▶ [Énoncé écrit 1]: Dans le texte sur les pigeonniers, à quelles constructions Viollet-le-Duc préconise-t-il de réserver le terme « colombier » ?
▶ [Énoncé écrit 2]: Pouvez-vous recopier à l'identique le passage du texte sur les pigeonniers qui s'ouvre sur les mots contenant « Colombe et pigeon » et se clôt sur « après la Révolution. » ?

Les Pigeonniers
D’innombrables pigeonniers parsèment toutes les campagnes de France et les Hautes-Alpes ne contreviennent pas à cette règle...
Pigeonnier du chateau des seigneurs de Guillestre, aujourd'hui Maison de la Nature
Colombier ou pigeonnier ?
Colombe et pigeon appartiennent tous les deux à la même famille des Colombidae, la colombe serait la version blanche et plus petite du pigeon griset.
Colombier et pigeonnier sont synonymes et souvent utilisés l’un pour l’autre. Dans son Dictionnaire raisonné de l’architecture française du XI au XIVe siècle paru en 1859, Eugène Viollet-le-Duc, architecte du XIXe siècle, préconise de réserver le terme « colombier » à toutes les constructions d’avant 1789, quand était appliqué le « droit de colombier », le mot « pigeonnier » s’étant vulgarisé après la Révolution.

▶ [Liste des entrées]:
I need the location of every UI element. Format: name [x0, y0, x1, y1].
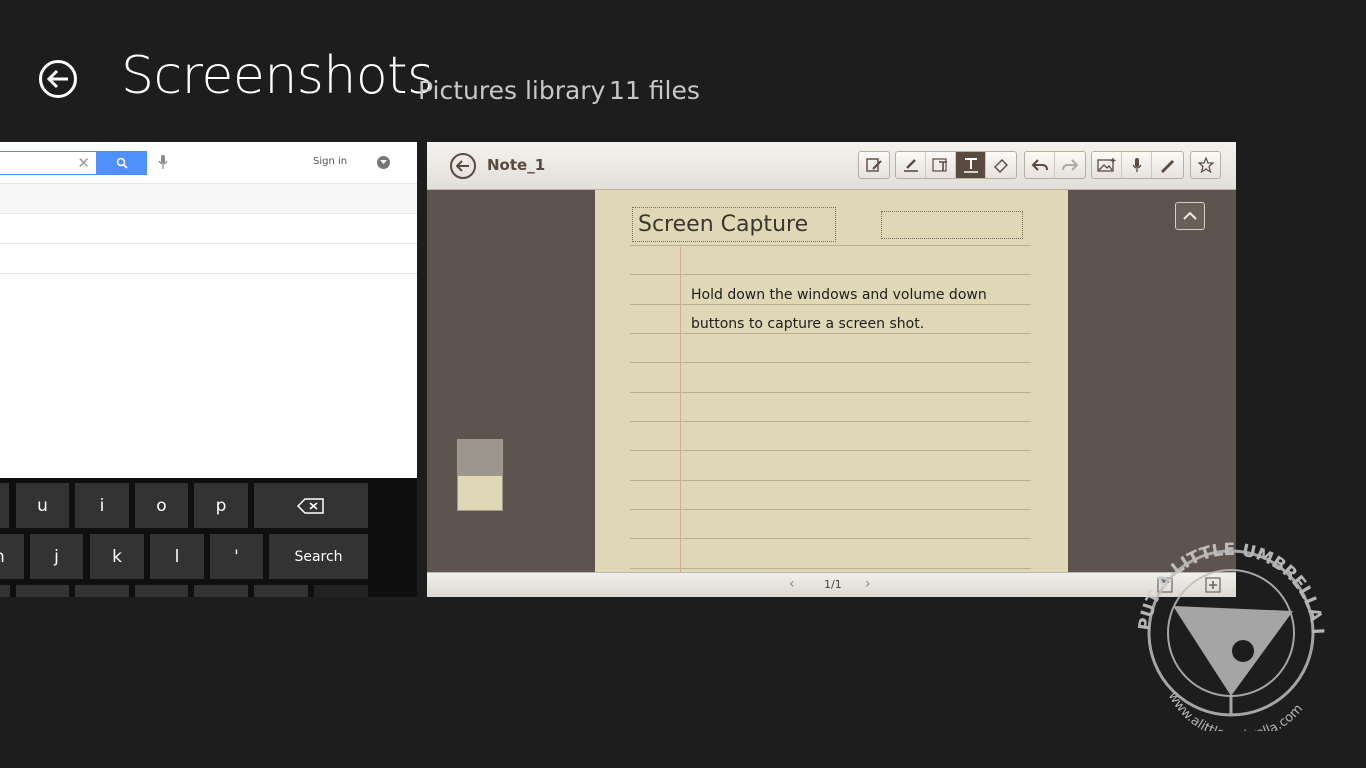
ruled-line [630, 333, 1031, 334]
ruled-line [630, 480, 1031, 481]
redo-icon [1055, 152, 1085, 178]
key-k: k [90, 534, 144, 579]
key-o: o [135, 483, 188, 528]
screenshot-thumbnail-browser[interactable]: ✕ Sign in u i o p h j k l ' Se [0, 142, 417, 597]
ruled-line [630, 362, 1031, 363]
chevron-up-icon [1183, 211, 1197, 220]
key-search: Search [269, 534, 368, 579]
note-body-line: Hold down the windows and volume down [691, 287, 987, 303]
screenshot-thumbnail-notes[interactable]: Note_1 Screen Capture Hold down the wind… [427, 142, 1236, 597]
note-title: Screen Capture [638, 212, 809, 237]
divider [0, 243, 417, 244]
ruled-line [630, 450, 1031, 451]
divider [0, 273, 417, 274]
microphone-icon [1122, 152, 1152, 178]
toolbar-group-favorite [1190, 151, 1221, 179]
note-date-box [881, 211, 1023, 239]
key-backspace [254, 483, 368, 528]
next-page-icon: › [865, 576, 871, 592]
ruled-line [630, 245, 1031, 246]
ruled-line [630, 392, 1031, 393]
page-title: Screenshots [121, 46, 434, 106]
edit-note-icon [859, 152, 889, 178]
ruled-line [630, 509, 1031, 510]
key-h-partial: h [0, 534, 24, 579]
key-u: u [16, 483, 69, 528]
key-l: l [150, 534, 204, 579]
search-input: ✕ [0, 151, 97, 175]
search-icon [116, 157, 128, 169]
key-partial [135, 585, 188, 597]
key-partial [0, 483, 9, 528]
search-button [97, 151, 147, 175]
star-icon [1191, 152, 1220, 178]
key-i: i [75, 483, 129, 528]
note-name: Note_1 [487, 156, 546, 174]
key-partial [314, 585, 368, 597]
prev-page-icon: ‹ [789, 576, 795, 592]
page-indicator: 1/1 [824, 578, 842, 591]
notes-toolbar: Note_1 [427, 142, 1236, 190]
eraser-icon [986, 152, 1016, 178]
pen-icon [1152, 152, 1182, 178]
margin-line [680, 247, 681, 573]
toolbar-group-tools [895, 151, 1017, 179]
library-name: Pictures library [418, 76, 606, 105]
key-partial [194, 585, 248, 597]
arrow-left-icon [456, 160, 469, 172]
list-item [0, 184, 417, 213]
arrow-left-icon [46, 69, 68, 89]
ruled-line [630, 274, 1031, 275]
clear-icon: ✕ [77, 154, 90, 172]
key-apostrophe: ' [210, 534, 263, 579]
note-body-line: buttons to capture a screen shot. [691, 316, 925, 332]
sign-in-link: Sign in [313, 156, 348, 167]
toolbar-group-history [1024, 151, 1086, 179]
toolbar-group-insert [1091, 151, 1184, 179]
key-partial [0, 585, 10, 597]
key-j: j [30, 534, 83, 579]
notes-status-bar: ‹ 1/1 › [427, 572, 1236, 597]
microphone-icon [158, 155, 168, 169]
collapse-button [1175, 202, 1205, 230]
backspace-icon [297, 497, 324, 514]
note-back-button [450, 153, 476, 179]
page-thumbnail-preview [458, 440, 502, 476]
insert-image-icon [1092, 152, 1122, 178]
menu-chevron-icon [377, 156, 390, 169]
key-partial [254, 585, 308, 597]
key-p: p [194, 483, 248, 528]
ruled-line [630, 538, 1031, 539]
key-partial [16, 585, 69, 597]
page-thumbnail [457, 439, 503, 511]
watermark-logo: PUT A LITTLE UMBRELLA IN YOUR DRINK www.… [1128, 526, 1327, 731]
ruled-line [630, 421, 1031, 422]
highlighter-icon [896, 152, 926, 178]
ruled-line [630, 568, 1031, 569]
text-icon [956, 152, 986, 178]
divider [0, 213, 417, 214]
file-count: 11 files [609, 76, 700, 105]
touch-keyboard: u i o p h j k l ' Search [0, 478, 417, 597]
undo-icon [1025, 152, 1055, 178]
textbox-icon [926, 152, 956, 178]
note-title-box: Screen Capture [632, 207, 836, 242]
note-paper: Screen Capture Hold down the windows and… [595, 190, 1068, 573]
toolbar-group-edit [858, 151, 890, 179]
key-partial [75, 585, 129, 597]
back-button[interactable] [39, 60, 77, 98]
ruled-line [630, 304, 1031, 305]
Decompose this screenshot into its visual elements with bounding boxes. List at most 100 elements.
* * *
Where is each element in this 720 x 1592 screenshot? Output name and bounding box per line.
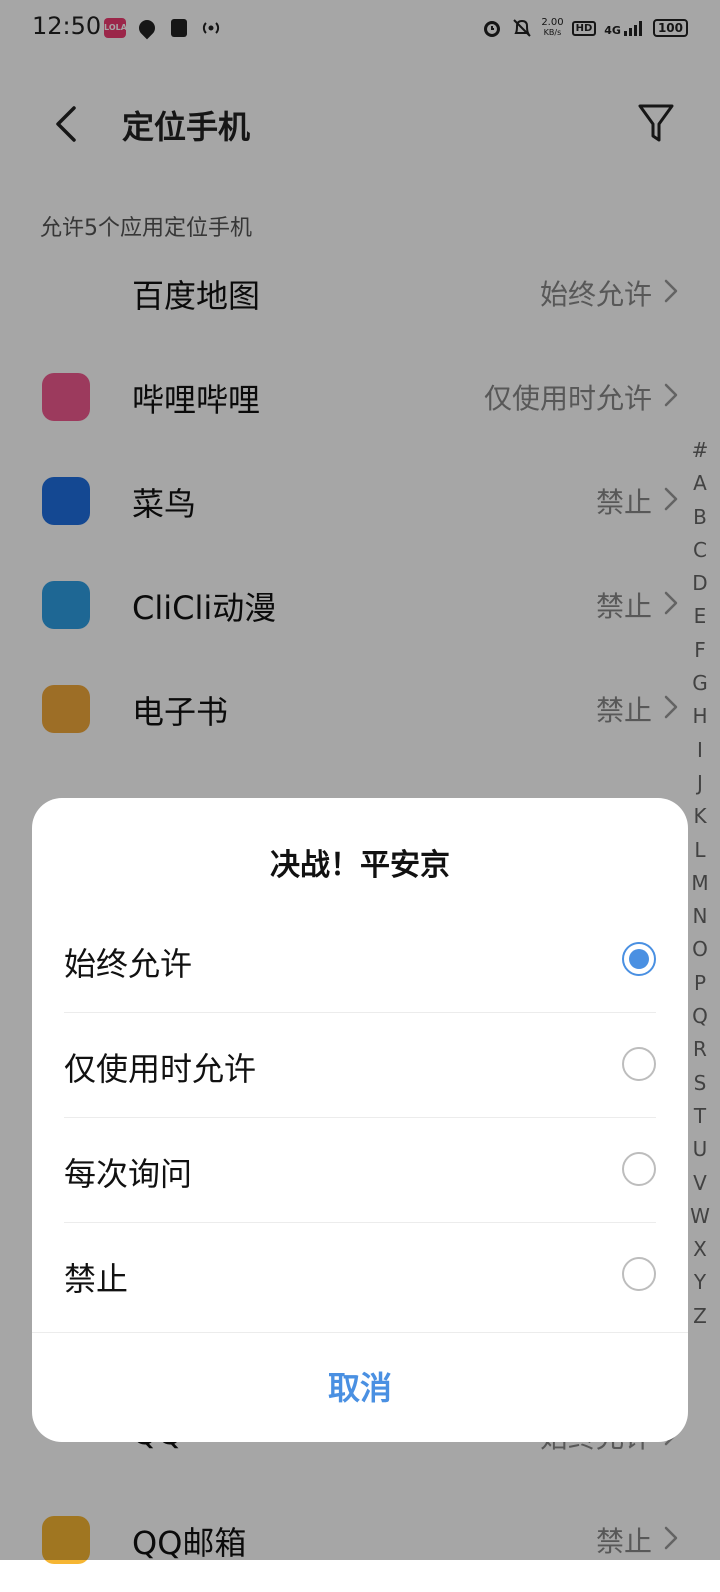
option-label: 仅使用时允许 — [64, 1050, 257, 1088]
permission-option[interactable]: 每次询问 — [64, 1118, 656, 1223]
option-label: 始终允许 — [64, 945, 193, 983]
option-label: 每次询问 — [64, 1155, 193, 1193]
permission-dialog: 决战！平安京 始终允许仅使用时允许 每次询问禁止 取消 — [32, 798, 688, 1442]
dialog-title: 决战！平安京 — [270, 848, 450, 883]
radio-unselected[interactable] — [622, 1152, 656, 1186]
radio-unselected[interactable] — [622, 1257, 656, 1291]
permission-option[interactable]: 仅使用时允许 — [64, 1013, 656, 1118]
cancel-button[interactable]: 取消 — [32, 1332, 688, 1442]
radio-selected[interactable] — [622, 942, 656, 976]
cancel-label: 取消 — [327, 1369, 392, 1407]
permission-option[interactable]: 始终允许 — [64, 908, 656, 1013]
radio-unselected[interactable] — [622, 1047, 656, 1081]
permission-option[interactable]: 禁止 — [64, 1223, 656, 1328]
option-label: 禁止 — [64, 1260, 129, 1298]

▶ [Réponse écrite 1]: À toutes les constructions d'avant 1789.

▶ [Réponse écrite 2]:
Colombe et pigeon appartiennent tous les deux à la même famille des Colombidae, la colombe serait la version blanche et plus petite du pigeon griset.
Colombier et pigeonnier sont synonymes et souvent utilisés l’un pour l’autre. Dans son Dictionnaire raisonné de l’architecture française du XI au XIVe siècle paru en 1859, Eugène Viollet-le-Duc, architecte du XIXe siècle, préconise de réserver le terme « colombier » à toutes les constructions d’avant 1789, quand était appliqué le « droit de colombier », le mot « pigeonnier » s’étant vulgarisé après la Révolution.